> Written task:
Read the records and gather each line that includes "this".

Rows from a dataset
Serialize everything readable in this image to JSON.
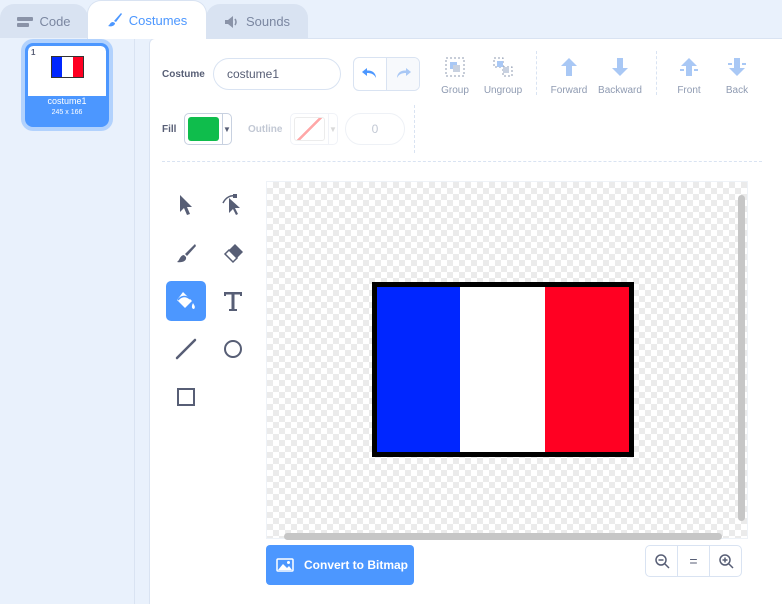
{
  "tabs": [
    {
      "label": "Code",
      "icon": "code-icon"
    },
    {
      "label": "Costumes",
      "icon": "brush-icon",
      "active": true
    },
    {
      "label": "Sounds",
      "icon": "speaker-icon"
    }
  ],
  "costume_list": [
    {
      "number": "1",
      "name": "costume1",
      "size": "245 x 166",
      "selected": true
    }
  ],
  "toolbar": {
    "costume_label": "Costume",
    "costume_name": "costume1",
    "group_label": "Group",
    "ungroup_label": "Ungroup",
    "forward_label": "Forward",
    "backward_label": "Backward",
    "front_label": "Front",
    "back_label": "Back",
    "fill_label": "Fill",
    "outline_label": "Outline",
    "outline_width": "0"
  },
  "colors": {
    "accent": "#4c97ff",
    "fill": "#0fbd4c",
    "flag_blue": "#0026ff",
    "flag_white": "#ffffff",
    "flag_red": "#ff0022",
    "flag_border": "#000000"
  },
  "tools": [
    {
      "name": "select-tool",
      "icon": "arrow-icon"
    },
    {
      "name": "reshape-tool",
      "icon": "reshape-icon"
    },
    {
      "name": "brush-tool",
      "icon": "brush-icon"
    },
    {
      "name": "eraser-tool",
      "icon": "eraser-icon"
    },
    {
      "name": "fill-tool",
      "icon": "fill-bucket-icon",
      "active": true
    },
    {
      "name": "text-tool",
      "icon": "text-icon"
    },
    {
      "name": "line-tool",
      "icon": "line-icon"
    },
    {
      "name": "circle-tool",
      "icon": "circle-icon"
    },
    {
      "name": "rectangle-tool",
      "icon": "rectangle-icon"
    }
  ],
  "canvas": {
    "convert_label": "Convert to Bitmap",
    "zoom_reset_label": "="
  }
}
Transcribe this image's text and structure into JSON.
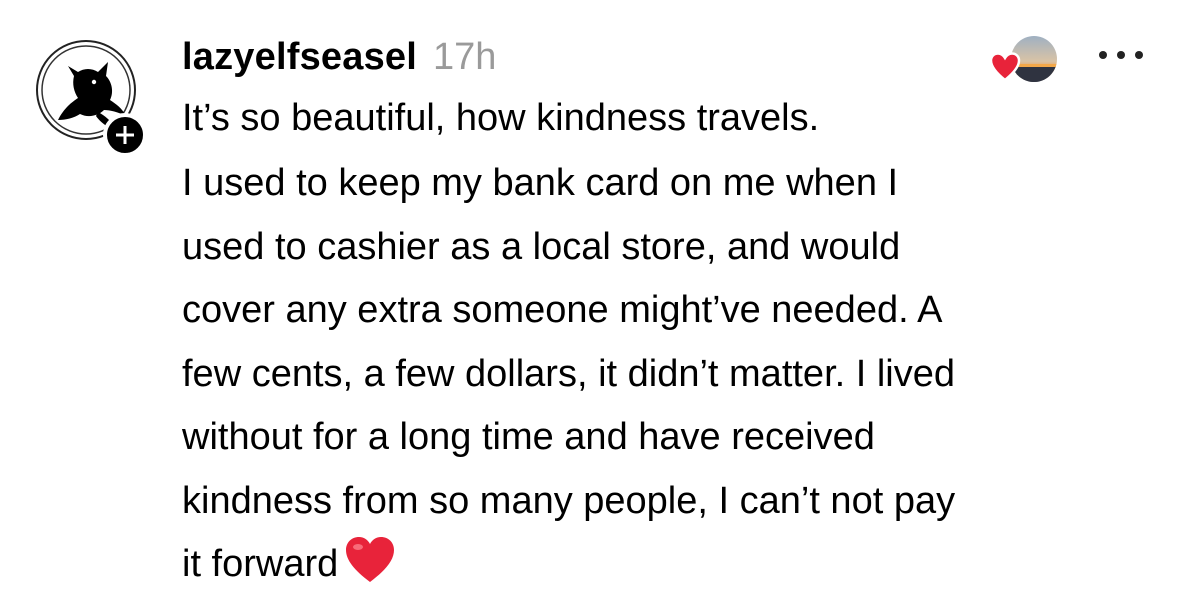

> Result below:
Serialize everything readable in this image to JSON.
Transcribe this image's text and structure into JSON.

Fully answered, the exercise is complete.